* _Objective_: Can you restate the records below word for word?

(Figure record listings)
******

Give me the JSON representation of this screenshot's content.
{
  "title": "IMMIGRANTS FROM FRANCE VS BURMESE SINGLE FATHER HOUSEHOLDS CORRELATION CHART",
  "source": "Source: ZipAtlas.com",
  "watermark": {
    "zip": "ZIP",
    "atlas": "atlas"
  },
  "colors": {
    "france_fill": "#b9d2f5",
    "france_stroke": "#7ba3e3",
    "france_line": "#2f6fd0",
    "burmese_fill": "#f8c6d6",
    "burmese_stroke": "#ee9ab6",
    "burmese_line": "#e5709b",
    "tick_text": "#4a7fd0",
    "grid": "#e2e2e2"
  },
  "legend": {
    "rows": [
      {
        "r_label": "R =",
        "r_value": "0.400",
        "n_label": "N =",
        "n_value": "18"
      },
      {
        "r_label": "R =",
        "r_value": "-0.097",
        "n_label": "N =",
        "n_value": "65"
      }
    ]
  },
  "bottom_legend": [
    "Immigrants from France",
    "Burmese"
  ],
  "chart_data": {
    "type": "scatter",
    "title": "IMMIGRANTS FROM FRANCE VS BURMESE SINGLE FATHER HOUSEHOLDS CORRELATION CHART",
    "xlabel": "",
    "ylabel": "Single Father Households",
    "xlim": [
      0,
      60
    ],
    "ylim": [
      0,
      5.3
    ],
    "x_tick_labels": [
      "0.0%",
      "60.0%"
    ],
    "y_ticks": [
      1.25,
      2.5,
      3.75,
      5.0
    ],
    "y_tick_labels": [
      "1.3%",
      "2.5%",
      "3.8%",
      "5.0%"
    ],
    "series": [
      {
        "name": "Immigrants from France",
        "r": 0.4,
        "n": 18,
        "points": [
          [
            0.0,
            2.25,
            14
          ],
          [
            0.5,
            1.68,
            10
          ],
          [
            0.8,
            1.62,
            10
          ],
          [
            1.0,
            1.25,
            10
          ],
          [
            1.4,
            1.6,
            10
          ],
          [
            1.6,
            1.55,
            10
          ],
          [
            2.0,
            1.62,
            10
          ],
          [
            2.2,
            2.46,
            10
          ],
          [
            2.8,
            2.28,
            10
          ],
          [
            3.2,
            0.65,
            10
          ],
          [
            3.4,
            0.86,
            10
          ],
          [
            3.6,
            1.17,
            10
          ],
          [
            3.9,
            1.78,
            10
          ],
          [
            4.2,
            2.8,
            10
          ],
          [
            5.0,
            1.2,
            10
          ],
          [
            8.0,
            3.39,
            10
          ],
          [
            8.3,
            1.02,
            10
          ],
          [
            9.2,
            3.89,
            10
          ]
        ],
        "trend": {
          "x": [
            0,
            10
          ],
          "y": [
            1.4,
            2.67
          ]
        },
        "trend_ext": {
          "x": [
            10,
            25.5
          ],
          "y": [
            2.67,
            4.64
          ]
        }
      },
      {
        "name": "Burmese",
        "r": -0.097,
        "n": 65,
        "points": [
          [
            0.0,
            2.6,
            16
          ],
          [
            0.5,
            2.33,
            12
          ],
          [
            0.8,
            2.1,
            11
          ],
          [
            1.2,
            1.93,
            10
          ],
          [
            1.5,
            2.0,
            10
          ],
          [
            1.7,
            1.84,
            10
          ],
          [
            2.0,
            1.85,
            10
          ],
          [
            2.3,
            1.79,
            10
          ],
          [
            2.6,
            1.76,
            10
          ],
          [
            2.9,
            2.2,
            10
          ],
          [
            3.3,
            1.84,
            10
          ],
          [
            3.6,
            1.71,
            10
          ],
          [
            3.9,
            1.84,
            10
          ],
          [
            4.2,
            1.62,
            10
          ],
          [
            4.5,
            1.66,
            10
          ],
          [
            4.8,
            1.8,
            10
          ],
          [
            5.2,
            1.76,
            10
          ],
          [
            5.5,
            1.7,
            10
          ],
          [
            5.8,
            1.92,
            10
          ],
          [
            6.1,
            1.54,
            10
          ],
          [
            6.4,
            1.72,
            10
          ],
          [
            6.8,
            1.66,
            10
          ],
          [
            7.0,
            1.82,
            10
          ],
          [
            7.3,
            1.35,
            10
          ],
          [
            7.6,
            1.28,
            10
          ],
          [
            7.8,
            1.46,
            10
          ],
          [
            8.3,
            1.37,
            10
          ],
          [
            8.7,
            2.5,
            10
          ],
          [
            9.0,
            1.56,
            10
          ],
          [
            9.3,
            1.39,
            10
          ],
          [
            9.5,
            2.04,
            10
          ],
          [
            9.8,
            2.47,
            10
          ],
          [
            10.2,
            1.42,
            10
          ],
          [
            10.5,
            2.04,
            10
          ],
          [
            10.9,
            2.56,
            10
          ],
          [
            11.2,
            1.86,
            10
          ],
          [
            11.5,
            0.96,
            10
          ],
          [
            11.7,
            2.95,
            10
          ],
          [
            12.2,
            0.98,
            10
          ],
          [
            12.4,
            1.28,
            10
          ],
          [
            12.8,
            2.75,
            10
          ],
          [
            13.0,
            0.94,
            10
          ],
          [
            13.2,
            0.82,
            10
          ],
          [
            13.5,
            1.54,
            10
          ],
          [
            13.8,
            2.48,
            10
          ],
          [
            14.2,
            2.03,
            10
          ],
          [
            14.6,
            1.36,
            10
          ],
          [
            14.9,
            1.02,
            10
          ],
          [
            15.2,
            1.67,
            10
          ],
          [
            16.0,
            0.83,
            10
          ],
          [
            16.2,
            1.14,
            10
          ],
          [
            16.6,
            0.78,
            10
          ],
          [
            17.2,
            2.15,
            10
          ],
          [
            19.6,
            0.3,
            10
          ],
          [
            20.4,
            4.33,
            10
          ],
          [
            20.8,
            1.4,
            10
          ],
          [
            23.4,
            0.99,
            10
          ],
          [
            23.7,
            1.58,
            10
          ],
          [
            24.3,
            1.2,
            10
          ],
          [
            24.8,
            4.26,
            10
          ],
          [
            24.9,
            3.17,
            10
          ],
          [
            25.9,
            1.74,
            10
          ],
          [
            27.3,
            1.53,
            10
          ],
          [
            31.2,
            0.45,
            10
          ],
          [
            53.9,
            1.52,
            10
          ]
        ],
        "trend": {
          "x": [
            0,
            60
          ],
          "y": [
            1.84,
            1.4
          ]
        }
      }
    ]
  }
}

******

* _Solution for this task_:
Give me the JSON representation of this screenshot's content.
{
  "title": "IMMIGRANTS FROM FRANCE VS BURMESE SINGLE FATHER HOUSEHOLDS CORRELATION CHART",
  "source": "Source: ZipAtlas.com",
  "watermark": {
    "zip": "ZIP",
    "atlas": "atlas"
  },
  "colors": {
    "france_fill": "#b9d2f5",
    "france_stroke": "#7ba3e3",
    "france_line": "#2f6fd0",
    "burmese_fill": "#f8c6d6",
    "burmese_stroke": "#ee9ab6",
    "burmese_line": "#e5709b",
    "tick_text": "#4a7fd0",
    "grid": "#e2e2e2"
  },
  "legend": {
    "rows": [
      {
        "r_label": "R =",
        "r_value": "0.400",
        "n_label": "N =",
        "n_value": "18"
      },
      {
        "r_label": "R =",
        "r_value": "-0.097",
        "n_label": "N =",
        "n_value": "65"
      }
    ]
  },
  "bottom_legend": [
    "Immigrants from France",
    "Burmese"
  ],
  "chart_data": {
    "type": "scatter",
    "title": "IMMIGRANTS FROM FRANCE VS BURMESE SINGLE FATHER HOUSEHOLDS CORRELATION CHART",
    "xlabel": "",
    "ylabel": "Single Father Households",
    "xlim": [
      0,
      60
    ],
    "ylim": [
      0,
      5.3
    ],
    "x_tick_labels": [
      "0.0%",
      "60.0%"
    ],
    "y_ticks": [
      1.25,
      2.5,
      3.75,
      5.0
    ],
    "y_tick_labels": [
      "1.3%",
      "2.5%",
      "3.8%",
      "5.0%"
    ],
    "series": [
      {
        "name": "Immigrants from France",
        "r": 0.4,
        "n": 18,
        "points": [
          [
            0.0,
            2.25,
            14
          ],
          [
            0.5,
            1.68,
            10
          ],
          [
            0.8,
            1.62,
            10
          ],
          [
            1.0,
            1.25,
            10
          ],
          [
            1.4,
            1.6,
            10
          ],
          [
            1.6,
            1.55,
            10
          ],
          [
            2.0,
            1.62,
            10
          ],
          [
            2.2,
            2.46,
            10
          ],
          [
            2.8,
            2.28,
            10
          ],
          [
            3.2,
            0.65,
            10
          ],
          [
            3.4,
            0.86,
            10
          ],
          [
            3.6,
            1.17,
            10
          ],
          [
            3.9,
            1.78,
            10
          ],
          [
            4.2,
            2.8,
            10
          ],
          [
            5.0,
            1.2,
            10
          ],
          [
            8.0,
            3.39,
            10
          ],
          [
            8.3,
            1.02,
            10
          ],
          [
            9.2,
            3.89,
            10
          ]
        ],
        "trend": {
          "x": [
            0,
            10
          ],
          "y": [
            1.4,
            2.67
          ]
        },
        "trend_ext": {
          "x": [
            10,
            25.5
          ],
          "y": [
            2.67,
            4.64
          ]
        }
      },
      {
        "name": "Burmese",
        "r": -0.097,
        "n": 65,
        "points": [
          [
            0.0,
            2.6,
            16
          ],
          [
            0.5,
            2.33,
            12
          ],
          [
            0.8,
            2.1,
            11
          ],
          [
            1.2,
            1.93,
            10
          ],
          [
            1.5,
            2.0,
            10
          ],
          [
            1.7,
            1.84,
            10
          ],
          [
            2.0,
            1.85,
            10
          ],
          [
            2.3,
            1.79,
            10
          ],
          [
            2.6,
            1.76,
            10
          ],
          [
            2.9,
            2.2,
            10
          ],
          [
            3.3,
            1.84,
            10
          ],
          [
            3.6,
            1.71,
            10
          ],
          [
            3.9,
            1.84,
            10
          ],
          [
            4.2,
            1.62,
            10
          ],
          [
            4.5,
            1.66,
            10
          ],
          [
            4.8,
            1.8,
            10
          ],
          [
            5.2,
            1.76,
            10
          ],
          [
            5.5,
            1.7,
            10
          ],
          [
            5.8,
            1.92,
            10
          ],
          [
            6.1,
            1.54,
            10
          ],
          [
            6.4,
            1.72,
            10
          ],
          [
            6.8,
            1.66,
            10
          ],
          [
            7.0,
            1.82,
            10
          ],
          [
            7.3,
            1.35,
            10
          ],
          [
            7.6,
            1.28,
            10
          ],
          [
            7.8,
            1.46,
            10
          ],
          [
            8.3,
            1.37,
            10
          ],
          [
            8.7,
            2.5,
            10
          ],
          [
            9.0,
            1.56,
            10
          ],
          [
            9.3,
            1.39,
            10
          ],
          [
            9.5,
            2.04,
            10
          ],
          [
            9.8,
            2.47,
            10
          ],
          [
            10.2,
            1.42,
            10
          ],
          [
            10.5,
            2.04,
            10
          ],
          [
            10.9,
            2.56,
            10
          ],
          [
            11.2,
            1.86,
            10
          ],
          [
            11.5,
            0.96,
            10
          ],
          [
            11.7,
            2.95,
            10
          ],
          [
            12.2,
            0.98,
            10
          ],
          [
            12.4,
            1.28,
            10
          ],
          [
            12.8,
            2.75,
            10
          ],
          [
            13.0,
            0.94,
            10
          ],
          [
            13.2,
            0.82,
            10
          ],
          [
            13.5,
            1.54,
            10
          ],
          [
            13.8,
            2.48,
            10
          ],
          [
            14.2,
            2.03,
            10
          ],
          [
            14.6,
            1.36,
            10
          ],
          [
            14.9,
            1.02,
            10
          ],
          [
            15.2,
            1.67,
            10
          ],
          [
            16.0,
            0.83,
            10
          ],
          [
            16.2,
            1.14,
            10
          ],
          [
            16.6,
            0.78,
            10
          ],
          [
            17.2,
            2.15,
            10
          ],
          [
            19.6,
            0.3,
            10
          ],
          [
            20.4,
            4.33,
            10
          ],
          [
            20.8,
            1.4,
            10
          ],
          [
            23.4,
            0.99,
            10
          ],
          [
            23.7,
            1.58,
            10
          ],
          [
            24.3,
            1.2,
            10
          ],
          [
            24.8,
            4.26,
            10
          ],
          [
            24.9,
            3.17,
            10
          ],
          [
            25.9,
            1.74,
            10
          ],
          [
            27.3,
            1.53,
            10
          ],
          [
            31.2,
            0.45,
            10
          ],
          [
            53.9,
            1.52,
            10
          ]
        ],
        "trend": {
          "x": [
            0,
            60
          ],
          "y": [
            1.84,
            1.4
          ]
        }
      }
    ]
  }
}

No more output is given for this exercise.